= PROBLEM DESCRIPTION =
All of the entries need to be written out again, exactly as they are.

= SOURCE RECORDS =
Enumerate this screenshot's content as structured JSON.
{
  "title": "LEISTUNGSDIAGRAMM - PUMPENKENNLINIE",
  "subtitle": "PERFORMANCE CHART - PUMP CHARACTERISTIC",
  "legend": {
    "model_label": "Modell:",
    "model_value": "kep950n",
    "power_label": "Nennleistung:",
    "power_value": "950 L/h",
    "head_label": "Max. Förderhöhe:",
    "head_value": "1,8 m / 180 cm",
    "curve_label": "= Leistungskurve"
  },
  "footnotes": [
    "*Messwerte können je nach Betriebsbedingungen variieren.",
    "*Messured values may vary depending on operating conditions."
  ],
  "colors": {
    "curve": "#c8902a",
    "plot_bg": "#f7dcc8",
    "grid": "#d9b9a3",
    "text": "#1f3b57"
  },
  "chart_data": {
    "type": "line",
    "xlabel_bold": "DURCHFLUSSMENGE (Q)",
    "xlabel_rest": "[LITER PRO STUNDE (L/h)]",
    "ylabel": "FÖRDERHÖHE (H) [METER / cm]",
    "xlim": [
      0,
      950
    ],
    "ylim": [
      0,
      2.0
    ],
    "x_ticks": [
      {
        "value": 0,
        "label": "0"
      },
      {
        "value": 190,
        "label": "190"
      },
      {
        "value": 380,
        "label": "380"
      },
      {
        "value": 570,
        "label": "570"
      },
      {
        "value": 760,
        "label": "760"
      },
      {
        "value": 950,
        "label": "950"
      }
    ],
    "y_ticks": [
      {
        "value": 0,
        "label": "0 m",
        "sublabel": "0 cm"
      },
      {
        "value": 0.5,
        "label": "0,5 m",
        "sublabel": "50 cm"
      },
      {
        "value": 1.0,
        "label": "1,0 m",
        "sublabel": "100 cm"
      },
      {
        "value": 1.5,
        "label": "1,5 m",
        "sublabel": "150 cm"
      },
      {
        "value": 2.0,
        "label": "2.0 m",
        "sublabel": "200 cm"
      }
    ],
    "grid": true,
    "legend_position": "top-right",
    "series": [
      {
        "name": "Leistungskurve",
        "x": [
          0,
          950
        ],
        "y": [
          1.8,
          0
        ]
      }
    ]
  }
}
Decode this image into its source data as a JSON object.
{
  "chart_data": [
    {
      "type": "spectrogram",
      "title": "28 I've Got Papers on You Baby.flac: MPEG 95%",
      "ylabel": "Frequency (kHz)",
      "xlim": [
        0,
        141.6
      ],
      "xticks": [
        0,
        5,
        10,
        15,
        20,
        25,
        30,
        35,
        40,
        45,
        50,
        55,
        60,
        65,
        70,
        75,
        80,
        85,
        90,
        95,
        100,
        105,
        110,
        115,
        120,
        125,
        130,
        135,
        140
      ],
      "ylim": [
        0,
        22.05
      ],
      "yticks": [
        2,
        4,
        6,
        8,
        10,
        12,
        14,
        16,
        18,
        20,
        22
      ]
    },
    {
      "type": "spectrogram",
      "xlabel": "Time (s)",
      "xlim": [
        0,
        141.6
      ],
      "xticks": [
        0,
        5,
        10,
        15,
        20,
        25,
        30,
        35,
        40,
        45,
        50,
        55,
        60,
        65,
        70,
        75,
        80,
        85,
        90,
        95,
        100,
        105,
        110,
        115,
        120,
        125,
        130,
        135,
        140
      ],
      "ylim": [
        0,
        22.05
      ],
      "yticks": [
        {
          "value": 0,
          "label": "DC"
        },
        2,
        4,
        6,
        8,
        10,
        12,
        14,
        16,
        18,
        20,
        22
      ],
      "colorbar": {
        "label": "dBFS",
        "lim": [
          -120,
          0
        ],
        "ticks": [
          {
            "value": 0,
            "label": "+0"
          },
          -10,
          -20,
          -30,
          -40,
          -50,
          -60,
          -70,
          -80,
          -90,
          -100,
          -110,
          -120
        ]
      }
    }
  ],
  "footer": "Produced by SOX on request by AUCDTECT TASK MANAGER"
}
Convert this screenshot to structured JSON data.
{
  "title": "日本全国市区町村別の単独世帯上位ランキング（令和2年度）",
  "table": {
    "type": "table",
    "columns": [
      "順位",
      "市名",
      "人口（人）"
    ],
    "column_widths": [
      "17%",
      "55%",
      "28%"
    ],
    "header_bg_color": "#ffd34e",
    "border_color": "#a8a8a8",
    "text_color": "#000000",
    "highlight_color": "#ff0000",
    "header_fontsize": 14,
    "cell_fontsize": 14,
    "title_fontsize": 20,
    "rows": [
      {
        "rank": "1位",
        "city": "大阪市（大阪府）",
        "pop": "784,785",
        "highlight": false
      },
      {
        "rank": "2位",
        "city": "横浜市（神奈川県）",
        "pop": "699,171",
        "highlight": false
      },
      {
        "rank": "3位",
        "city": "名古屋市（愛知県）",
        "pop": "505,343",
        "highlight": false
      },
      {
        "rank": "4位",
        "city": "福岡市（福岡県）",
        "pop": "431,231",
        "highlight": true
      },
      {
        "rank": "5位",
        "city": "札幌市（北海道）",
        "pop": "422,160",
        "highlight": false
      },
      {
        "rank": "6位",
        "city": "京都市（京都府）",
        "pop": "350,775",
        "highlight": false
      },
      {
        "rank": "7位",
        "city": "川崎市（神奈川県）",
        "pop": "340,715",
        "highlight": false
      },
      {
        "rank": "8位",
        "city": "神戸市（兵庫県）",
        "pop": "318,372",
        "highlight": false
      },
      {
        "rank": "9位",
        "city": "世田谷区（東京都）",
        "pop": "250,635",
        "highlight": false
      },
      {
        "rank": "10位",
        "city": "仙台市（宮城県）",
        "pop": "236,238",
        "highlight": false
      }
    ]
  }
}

= FULL SOLUTION =
Enumerate this screenshot's content as structured JSON.
{
  "title": "LEISTUNGSDIAGRAMM - PUMPENKENNLINIE",
  "subtitle": "PERFORMANCE CHART - PUMP CHARACTERISTIC",
  "legend": {
    "model_label": "Modell:",
    "model_value": "kep950n",
    "power_label": "Nennleistung:",
    "power_value": "950 L/h",
    "head_label": "Max. Förderhöhe:",
    "head_value": "1,8 m / 180 cm",
    "curve_label": "= Leistungskurve"
  },
  "footnotes": [
    "*Messwerte können je nach Betriebsbedingungen variieren.",
    "*Messured values may vary depending on operating conditions."
  ],
  "colors": {
    "curve": "#c8902a",
    "plot_bg": "#f7dcc8",
    "grid": "#d9b9a3",
    "text": "#1f3b57"
  },
  "chart_data": {
    "type": "line",
    "xlabel_bold": "DURCHFLUSSMENGE (Q)",
    "xlabel_rest": "[LITER PRO STUNDE (L/h)]",
    "ylabel": "FÖRDERHÖHE (H) [METER / cm]",
    "xlim": [
      0,
      950
    ],
    "ylim": [
      0,
      2.0
    ],
    "x_ticks": [
      {
        "value": 0,
        "label": "0"
      },
      {
        "value": 190,
        "label": "190"
      },
      {
        "value": 380,
        "label": "380"
      },
      {
        "value": 570,
        "label": "570"
      },
      {
        "value": 760,
        "label": "760"
      },
      {
        "value": 950,
        "label": "950"
      }
    ],
    "y_ticks": [
      {
        "value": 0,
        "label": "0 m",
        "sublabel": "0 cm"
      },
      {
        "value": 0.5,
        "label": "0,5 m",
        "sublabel": "50 cm"
      },
      {
        "value": 1.0,
        "label": "1,0 m",
        "sublabel": "100 cm"
      },
      {
        "value": 1.5,
        "label": "1,5 m",
        "sublabel": "150 cm"
      },
      {
        "value": 2.0,
        "label": "2.0 m",
        "sublabel": "200 cm"
      }
    ],
    "grid": true,
    "legend_position": "top-right",
    "series": [
      {
        "name": "Leistungskurve",
        "x": [
          0,
          950
        ],
        "y": [
          1.8,
          0
        ]
      }
    ]
  }
}
Decode this image into its source data as a JSON object.
{
  "chart_data": [
    {
      "type": "spectrogram",
      "title": "28 I've Got Papers on You Baby.flac: MPEG 95%",
      "ylabel": "Frequency (kHz)",
      "xlim": [
        0,
        141.6
      ],
      "xticks": [
        0,
        5,
        10,
        15,
        20,
        25,
        30,
        35,
        40,
        45,
        50,
        55,
        60,
        65,
        70,
        75,
        80,
        85,
        90,
        95,
        100,
        105,
        110,
        115,
        120,
        125,
        130,
        135,
        140
      ],
      "ylim": [
        0,
        22.05
      ],
      "yticks": [
        2,
        4,
        6,
        8,
        10,
        12,
        14,
        16,
        18,
        20,
        22
      ]
    },
    {
      "type": "spectrogram",
      "xlabel": "Time (s)",
      "xlim": [
        0,
        141.6
      ],
      "xticks": [
        0,
        5,
        10,
        15,
        20,
        25,
        30,
        35,
        40,
        45,
        50,
        55,
        60,
        65,
        70,
        75,
        80,
        85,
        90,
        95,
        100,
        105,
        110,
        115,
        120,
        125,
        130,
        135,
        140
      ],
      "ylim": [
        0,
        22.05
      ],
      "yticks": [
        {
          "value": 0,
          "label": "DC"
        },
        2,
        4,
        6,
        8,
        10,
        12,
        14,
        16,
        18,
        20,
        22
      ],
      "colorbar": {
        "label": "dBFS",
        "lim": [
          -120,
          0
        ],
        "ticks": [
          {
            "value": 0,
            "label": "+0"
          },
          -10,
          -20,
          -30,
          -40,
          -50,
          -60,
          -70,
          -80,
          -90,
          -100,
          -110,
          -120
        ]
      }
    }
  ],
  "footer": "Produced by SOX on request by AUCDTECT TASK MANAGER"
}
Convert this screenshot to structured JSON data.
{
  "title": "日本全国市区町村別の単独世帯上位ランキング（令和2年度）",
  "table": {
    "type": "table",
    "columns": [
      "順位",
      "市名",
      "人口（人）"
    ],
    "column_widths": [
      "17%",
      "55%",
      "28%"
    ],
    "header_bg_color": "#ffd34e",
    "border_color": "#a8a8a8",
    "text_color": "#000000",
    "highlight_color": "#ff0000",
    "header_fontsize": 14,
    "cell_fontsize": 14,
    "title_fontsize": 20,
    "rows": [
      {
        "rank": "1位",
        "city": "大阪市（大阪府）",
        "pop": "784,785",
        "highlight": false
      },
      {
        "rank": "2位",
        "city": "横浜市（神奈川県）",
        "pop": "699,171",
        "highlight": false
      },
      {
        "rank": "3位",
        "city": "名古屋市（愛知県）",
        "pop": "505,343",
        "highlight": false
      },
      {
        "rank": "4位",
        "city": "福岡市（福岡県）",
        "pop": "431,231",
        "highlight": true
      },
      {
        "rank": "5位",
        "city": "札幌市（北海道）",
        "pop": "422,160",
        "highlight": false
      },
      {
        "rank": "6位",
        "city": "京都市（京都府）",
        "pop": "350,775",
        "highlight": false
      },
      {
        "rank": "7位",
        "city": "川崎市（神奈川県）",
        "pop": "340,715",
        "highlight": false
      },
      {
        "rank": "8位",
        "city": "神戸市（兵庫県）",
        "pop": "318,372",
        "highlight": false
      },
      {
        "rank": "9位",
        "city": "世田谷区（東京都）",
        "pop": "250,635",
        "highlight": false
      },
      {
        "rank": "10位",
        "city": "仙台市（宮城県）",
        "pop": "236,238",
        "highlight": false
      }
    ]
  }
}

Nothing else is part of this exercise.